Stored data:
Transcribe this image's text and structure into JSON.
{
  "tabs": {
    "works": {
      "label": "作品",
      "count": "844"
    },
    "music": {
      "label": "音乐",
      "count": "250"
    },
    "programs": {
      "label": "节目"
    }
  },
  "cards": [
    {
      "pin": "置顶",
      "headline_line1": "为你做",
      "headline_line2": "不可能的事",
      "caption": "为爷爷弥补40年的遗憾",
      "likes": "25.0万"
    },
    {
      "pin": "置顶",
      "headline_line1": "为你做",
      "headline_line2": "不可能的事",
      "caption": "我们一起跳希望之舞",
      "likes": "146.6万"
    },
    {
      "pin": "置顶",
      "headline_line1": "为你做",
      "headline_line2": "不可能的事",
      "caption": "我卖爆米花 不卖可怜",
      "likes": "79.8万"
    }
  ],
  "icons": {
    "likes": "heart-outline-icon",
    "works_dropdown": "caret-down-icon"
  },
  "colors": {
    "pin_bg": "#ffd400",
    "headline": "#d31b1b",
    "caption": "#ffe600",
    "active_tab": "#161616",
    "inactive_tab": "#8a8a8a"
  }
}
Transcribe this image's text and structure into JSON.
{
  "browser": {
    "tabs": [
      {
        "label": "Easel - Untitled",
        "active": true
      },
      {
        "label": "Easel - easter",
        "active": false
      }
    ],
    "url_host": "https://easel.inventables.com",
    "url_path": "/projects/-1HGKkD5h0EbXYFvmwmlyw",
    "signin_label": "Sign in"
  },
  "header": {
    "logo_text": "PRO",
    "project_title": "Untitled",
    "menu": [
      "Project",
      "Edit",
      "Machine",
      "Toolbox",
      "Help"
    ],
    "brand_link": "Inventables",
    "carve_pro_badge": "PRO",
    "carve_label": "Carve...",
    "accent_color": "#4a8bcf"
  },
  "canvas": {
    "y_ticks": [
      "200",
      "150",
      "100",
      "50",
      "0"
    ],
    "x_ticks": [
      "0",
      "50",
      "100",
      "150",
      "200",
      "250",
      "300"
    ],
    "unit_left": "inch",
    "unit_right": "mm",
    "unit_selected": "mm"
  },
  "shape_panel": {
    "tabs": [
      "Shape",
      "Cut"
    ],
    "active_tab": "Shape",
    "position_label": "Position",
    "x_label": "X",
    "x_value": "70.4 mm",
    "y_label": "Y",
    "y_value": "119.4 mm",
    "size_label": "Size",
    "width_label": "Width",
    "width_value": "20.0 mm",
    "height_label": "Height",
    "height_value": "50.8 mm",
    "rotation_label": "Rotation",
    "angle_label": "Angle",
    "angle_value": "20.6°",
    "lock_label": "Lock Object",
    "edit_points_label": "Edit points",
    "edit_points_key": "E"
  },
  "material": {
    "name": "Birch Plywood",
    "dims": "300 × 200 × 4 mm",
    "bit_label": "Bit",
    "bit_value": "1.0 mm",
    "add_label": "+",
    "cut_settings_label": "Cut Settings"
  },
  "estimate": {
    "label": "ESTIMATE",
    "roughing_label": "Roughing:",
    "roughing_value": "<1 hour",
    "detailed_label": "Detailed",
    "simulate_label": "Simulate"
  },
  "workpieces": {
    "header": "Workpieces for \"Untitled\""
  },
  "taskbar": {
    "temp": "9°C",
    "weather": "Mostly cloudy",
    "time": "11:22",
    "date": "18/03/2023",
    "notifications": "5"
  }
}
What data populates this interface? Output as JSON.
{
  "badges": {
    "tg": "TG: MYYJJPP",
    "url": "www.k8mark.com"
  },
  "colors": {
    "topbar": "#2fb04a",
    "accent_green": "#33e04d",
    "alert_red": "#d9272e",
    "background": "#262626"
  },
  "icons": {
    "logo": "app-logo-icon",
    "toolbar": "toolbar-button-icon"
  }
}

### REQUIRED TASK
Write out every line of the data that holds the word "header".

### RESPONSE
  "header": {
    "header": "Workpieces for \"Untitled\""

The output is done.